Copy whichever lines contain the string "mendukung".

[Dataset records]
━━━━━━━━

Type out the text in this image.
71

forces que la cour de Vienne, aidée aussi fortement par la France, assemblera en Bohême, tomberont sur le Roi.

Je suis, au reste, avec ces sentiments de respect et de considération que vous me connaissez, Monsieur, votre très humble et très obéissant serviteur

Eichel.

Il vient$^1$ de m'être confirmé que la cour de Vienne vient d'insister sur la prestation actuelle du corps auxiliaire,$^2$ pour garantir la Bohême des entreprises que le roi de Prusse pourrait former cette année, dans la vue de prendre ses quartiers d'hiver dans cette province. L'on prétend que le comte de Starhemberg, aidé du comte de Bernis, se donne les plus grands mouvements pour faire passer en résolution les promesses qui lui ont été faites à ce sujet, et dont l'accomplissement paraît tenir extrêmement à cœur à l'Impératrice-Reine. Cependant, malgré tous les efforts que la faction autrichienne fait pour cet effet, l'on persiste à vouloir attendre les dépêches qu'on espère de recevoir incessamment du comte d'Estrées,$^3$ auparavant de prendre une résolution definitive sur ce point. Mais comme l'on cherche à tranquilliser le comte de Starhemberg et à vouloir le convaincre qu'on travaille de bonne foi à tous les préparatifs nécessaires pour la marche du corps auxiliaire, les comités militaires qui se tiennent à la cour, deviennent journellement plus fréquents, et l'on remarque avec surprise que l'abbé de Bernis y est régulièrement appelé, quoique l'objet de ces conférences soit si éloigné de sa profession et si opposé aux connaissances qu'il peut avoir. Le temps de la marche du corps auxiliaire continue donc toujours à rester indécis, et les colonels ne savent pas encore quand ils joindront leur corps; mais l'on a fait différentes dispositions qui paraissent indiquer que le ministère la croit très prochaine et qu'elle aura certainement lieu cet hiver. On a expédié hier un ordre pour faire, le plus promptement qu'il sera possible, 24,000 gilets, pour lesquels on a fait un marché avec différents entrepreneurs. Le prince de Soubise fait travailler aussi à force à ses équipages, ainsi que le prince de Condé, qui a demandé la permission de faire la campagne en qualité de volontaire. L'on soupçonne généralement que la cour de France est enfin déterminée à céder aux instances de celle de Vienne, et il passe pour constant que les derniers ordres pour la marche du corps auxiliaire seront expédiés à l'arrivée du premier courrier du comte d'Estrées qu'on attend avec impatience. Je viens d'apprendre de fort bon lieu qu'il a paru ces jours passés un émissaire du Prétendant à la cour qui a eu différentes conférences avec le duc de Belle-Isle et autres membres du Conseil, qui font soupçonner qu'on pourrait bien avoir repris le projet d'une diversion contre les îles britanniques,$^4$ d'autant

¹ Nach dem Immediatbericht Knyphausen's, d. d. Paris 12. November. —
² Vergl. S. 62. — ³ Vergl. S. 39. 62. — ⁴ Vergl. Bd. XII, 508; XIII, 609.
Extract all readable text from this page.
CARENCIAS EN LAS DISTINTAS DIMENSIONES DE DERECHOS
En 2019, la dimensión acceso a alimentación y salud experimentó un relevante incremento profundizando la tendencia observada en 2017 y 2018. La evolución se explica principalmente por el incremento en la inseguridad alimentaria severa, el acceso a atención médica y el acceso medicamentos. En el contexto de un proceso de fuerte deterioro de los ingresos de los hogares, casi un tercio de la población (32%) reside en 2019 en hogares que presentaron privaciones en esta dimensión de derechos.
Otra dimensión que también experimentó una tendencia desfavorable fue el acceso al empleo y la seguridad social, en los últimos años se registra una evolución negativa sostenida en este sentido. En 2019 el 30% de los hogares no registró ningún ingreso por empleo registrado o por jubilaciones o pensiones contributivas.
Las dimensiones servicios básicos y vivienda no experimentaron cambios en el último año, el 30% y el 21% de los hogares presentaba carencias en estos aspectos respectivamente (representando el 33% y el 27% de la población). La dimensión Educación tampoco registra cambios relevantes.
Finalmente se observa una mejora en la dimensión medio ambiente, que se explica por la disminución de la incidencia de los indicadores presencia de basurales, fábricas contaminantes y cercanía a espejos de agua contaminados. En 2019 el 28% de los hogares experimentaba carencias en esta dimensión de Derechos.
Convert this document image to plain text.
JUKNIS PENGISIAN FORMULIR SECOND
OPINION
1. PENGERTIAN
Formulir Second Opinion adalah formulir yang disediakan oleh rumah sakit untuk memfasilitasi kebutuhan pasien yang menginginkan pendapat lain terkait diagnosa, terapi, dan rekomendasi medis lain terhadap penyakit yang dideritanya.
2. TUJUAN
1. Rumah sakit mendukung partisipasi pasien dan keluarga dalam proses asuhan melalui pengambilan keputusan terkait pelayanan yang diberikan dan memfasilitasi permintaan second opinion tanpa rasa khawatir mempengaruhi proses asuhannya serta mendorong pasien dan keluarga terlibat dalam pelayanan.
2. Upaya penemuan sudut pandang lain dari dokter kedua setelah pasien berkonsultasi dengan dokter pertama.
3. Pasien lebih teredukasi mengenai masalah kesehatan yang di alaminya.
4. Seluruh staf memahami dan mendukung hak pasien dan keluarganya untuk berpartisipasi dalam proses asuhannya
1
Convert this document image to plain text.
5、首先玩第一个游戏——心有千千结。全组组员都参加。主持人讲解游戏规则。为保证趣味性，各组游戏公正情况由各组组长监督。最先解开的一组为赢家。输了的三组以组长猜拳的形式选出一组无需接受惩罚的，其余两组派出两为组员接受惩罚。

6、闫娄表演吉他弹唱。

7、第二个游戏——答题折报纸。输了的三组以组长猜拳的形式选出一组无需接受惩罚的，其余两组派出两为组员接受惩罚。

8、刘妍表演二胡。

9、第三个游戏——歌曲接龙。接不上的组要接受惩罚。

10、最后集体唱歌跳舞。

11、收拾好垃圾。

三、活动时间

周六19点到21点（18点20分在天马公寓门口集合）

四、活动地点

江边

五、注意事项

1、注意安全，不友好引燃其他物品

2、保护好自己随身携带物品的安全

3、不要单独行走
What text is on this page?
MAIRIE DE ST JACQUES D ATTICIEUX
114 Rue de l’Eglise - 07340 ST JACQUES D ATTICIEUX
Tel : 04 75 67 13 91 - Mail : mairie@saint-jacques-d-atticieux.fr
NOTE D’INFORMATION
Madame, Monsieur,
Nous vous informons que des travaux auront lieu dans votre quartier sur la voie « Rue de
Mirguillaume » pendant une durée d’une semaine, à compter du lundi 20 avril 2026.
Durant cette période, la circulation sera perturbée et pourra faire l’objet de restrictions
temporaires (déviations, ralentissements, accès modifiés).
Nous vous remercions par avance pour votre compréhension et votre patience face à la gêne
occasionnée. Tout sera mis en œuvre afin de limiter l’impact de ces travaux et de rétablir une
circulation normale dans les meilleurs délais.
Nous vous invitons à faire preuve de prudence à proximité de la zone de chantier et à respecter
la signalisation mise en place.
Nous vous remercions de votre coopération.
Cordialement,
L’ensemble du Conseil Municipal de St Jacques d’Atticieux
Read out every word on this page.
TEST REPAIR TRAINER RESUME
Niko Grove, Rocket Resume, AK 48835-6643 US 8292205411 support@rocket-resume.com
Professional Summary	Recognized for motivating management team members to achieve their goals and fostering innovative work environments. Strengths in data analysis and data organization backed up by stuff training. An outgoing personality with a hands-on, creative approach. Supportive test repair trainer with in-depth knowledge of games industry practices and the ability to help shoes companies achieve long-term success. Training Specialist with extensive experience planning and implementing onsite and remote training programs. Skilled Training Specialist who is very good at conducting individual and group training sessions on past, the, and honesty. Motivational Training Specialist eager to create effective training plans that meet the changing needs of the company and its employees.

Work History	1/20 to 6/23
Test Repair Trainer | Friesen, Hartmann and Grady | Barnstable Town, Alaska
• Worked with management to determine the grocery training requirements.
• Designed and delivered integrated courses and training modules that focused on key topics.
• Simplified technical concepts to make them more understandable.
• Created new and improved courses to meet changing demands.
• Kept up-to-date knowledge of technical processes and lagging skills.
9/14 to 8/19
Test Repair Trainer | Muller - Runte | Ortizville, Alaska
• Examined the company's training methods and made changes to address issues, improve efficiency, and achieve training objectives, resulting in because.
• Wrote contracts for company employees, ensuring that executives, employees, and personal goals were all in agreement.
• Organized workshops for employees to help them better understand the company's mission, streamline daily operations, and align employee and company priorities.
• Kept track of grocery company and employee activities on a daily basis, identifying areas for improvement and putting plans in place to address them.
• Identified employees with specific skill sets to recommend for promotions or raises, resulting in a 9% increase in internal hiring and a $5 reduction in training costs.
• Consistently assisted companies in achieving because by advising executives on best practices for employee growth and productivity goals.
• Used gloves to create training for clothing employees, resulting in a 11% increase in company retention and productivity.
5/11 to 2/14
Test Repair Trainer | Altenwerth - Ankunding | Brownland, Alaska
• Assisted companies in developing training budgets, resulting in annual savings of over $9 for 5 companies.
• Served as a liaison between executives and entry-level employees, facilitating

━━━━━━━━

* _Expected answer_
1. Rumah sakit mendukung partisipasi pasien dan keluarga dalam proses asuhan melalui pengambilan keputusan terkait pelayanan yang diberikan dan memfasilitasi permintaan second opinion tanpa rasa khawatir mempengaruhi proses asuhannya serta mendorong pasien dan keluarga terlibat dalam pelayanan.
4. Seluruh staf memahami dan mendukung hak pasien dan keluarganya untuk berpartisipasi dalam proses asuhannya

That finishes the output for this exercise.